• [Data to use]:
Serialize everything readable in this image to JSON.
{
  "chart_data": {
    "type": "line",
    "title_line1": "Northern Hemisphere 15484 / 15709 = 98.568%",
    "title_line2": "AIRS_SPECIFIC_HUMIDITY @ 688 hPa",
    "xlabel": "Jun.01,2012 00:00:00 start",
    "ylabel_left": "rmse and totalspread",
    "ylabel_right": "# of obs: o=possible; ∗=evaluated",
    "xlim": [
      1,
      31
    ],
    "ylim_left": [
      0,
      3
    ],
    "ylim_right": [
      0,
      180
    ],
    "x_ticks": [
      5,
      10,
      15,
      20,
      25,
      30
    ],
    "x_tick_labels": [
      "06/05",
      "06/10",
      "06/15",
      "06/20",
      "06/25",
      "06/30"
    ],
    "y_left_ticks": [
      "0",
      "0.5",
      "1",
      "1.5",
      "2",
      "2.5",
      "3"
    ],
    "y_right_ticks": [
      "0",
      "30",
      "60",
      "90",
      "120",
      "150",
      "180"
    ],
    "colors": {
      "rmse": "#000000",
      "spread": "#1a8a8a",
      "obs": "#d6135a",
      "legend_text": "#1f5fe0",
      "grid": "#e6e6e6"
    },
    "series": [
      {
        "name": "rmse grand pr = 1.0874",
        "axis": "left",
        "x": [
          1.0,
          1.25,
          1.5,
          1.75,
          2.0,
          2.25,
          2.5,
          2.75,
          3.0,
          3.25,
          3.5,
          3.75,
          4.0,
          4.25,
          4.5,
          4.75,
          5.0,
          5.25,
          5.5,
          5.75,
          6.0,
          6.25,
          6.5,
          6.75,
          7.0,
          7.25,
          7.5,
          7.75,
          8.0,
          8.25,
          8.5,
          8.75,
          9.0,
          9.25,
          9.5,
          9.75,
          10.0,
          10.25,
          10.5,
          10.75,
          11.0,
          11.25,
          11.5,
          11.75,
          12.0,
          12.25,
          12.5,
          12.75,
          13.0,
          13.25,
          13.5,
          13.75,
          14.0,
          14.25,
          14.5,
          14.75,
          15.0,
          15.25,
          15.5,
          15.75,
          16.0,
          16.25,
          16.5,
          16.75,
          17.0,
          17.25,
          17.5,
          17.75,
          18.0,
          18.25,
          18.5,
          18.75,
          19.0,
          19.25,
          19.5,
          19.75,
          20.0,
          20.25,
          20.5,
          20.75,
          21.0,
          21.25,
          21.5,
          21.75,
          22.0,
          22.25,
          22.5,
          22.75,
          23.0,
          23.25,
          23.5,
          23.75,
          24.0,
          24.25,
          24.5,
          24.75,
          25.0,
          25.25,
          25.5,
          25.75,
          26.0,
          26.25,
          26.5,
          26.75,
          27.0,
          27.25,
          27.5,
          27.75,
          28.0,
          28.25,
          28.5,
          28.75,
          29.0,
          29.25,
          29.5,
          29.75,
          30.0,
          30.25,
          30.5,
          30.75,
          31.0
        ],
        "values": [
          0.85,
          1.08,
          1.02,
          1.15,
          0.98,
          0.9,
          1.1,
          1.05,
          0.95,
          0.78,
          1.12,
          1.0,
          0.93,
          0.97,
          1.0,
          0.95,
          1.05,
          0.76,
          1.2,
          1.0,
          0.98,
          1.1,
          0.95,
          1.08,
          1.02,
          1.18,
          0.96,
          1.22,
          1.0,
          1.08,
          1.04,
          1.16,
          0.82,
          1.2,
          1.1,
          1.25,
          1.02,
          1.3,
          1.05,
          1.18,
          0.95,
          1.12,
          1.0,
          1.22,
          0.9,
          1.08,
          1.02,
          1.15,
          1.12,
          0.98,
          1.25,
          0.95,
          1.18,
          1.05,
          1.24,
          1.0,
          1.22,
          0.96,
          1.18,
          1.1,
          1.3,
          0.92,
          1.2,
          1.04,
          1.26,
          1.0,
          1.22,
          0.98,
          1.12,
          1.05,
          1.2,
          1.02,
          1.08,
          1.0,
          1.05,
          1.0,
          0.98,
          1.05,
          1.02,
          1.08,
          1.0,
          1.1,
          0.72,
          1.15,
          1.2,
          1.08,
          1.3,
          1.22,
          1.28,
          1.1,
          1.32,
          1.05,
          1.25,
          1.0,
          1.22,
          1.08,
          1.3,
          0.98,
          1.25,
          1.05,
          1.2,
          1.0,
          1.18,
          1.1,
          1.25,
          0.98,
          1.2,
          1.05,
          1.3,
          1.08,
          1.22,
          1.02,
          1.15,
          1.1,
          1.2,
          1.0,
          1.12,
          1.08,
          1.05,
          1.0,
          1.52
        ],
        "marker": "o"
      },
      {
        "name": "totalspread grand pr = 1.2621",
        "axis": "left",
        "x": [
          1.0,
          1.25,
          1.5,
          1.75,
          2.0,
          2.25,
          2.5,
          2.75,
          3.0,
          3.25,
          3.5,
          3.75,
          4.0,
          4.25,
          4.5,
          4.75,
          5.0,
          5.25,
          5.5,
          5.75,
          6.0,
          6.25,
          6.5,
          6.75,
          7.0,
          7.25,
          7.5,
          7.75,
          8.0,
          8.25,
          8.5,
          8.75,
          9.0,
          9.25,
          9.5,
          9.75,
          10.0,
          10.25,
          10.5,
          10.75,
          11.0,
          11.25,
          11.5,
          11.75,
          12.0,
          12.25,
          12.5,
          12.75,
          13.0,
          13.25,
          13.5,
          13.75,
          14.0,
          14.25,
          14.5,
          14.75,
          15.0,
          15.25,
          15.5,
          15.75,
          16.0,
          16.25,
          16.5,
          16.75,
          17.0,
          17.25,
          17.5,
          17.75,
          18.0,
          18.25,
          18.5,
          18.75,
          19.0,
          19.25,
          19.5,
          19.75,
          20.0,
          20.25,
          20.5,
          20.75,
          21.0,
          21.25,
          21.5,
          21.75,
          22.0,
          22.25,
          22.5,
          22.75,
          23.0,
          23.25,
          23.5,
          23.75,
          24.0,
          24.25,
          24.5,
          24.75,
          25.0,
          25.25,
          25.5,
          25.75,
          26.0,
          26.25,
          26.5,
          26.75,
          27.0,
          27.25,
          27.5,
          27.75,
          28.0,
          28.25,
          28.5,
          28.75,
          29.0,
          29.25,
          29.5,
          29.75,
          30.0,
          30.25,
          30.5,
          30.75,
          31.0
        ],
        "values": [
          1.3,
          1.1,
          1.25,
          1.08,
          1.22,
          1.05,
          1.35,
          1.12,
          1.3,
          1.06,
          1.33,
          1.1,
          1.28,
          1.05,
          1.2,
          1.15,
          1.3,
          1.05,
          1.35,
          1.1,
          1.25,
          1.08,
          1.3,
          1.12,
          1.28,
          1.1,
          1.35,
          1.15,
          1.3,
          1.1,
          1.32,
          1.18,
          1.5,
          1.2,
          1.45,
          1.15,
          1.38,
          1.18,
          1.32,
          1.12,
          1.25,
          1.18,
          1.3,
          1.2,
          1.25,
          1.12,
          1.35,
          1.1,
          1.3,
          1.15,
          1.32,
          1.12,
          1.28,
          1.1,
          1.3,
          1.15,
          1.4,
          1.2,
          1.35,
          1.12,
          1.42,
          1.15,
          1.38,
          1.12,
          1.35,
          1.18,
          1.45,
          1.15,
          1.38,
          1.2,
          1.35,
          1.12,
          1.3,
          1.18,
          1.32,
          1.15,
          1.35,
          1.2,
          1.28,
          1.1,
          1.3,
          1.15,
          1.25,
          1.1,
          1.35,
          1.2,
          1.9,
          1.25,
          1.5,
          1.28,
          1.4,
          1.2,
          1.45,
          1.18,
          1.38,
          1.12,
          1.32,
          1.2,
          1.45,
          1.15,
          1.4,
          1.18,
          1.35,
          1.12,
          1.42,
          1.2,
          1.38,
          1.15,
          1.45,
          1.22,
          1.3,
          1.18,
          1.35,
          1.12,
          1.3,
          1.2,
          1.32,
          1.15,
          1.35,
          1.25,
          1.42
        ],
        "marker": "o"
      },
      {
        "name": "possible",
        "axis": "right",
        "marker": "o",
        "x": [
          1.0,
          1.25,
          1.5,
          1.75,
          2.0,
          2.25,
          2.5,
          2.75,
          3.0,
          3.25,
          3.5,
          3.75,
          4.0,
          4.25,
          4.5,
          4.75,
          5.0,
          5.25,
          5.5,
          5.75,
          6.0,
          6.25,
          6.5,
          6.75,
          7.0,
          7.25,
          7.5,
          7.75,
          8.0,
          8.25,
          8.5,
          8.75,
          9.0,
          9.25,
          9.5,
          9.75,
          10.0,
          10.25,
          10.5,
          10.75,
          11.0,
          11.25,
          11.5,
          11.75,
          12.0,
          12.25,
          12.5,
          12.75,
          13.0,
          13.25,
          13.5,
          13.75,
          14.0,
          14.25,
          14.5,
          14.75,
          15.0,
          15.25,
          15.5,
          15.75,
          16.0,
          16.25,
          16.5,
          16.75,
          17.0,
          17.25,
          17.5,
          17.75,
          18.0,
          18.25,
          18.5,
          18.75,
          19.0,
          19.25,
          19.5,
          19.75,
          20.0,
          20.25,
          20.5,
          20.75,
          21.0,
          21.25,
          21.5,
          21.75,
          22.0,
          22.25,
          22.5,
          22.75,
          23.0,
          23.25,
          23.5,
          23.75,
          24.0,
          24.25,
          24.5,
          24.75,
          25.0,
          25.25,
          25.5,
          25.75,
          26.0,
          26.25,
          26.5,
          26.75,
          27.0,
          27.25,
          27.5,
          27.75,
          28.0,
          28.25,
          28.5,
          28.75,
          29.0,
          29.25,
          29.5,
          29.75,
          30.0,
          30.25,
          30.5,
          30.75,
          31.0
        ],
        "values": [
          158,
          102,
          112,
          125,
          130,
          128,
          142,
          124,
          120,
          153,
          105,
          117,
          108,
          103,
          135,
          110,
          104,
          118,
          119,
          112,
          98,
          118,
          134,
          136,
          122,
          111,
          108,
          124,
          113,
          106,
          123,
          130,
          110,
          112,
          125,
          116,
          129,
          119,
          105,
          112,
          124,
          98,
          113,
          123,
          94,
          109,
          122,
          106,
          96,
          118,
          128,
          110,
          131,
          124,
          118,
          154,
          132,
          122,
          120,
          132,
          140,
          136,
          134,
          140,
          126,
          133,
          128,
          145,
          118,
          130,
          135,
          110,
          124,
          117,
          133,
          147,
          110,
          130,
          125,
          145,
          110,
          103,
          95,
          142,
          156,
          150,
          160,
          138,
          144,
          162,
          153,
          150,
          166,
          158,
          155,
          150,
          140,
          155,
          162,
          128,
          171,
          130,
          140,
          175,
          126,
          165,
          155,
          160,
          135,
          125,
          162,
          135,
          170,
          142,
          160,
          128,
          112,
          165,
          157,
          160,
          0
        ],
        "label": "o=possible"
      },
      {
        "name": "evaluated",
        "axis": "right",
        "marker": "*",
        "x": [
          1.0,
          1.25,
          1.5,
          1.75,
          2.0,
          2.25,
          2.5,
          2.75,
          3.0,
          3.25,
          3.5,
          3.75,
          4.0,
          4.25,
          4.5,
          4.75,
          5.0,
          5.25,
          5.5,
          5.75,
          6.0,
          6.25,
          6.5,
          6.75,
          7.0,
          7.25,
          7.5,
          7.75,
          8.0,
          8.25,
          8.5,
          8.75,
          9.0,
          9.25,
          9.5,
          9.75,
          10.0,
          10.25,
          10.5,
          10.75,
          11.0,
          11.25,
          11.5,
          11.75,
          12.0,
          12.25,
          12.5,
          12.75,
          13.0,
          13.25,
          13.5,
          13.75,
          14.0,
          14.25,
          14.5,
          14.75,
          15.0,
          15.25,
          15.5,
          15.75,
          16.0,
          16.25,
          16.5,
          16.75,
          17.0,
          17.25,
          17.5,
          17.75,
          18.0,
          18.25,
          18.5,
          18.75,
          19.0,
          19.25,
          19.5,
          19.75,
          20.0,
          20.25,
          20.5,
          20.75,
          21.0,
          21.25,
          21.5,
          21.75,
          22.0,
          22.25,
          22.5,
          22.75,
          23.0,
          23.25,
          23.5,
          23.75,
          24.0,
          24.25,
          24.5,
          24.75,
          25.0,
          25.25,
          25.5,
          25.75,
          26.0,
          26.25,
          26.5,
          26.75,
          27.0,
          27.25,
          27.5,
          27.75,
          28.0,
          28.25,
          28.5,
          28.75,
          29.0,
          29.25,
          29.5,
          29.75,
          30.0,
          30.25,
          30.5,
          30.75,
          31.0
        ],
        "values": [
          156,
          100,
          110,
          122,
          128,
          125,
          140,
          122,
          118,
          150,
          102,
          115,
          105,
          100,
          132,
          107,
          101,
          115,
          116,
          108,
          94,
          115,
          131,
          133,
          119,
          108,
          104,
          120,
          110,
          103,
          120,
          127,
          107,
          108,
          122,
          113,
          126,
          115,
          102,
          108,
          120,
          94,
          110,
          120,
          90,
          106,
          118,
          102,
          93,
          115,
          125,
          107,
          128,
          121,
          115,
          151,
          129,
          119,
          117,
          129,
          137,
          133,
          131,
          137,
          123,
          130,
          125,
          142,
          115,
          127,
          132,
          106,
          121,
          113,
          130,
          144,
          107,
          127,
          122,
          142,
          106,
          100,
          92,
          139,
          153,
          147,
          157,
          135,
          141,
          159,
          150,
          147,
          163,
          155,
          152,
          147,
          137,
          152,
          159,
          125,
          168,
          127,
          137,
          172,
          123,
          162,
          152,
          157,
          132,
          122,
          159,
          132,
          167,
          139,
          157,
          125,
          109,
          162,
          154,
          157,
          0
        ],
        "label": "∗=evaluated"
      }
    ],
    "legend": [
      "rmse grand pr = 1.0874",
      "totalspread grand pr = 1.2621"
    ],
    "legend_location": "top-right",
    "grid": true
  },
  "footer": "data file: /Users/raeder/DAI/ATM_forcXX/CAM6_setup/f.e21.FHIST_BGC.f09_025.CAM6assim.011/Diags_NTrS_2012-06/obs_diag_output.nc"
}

• [Given task]: Copy every line in the records above that contains the word "evaluated".

• [The result]:
    "ylabel_right": "# of obs: o=possible; ∗=evaluated",
        "name": "evaluated",
        "label": "∗=evaluated"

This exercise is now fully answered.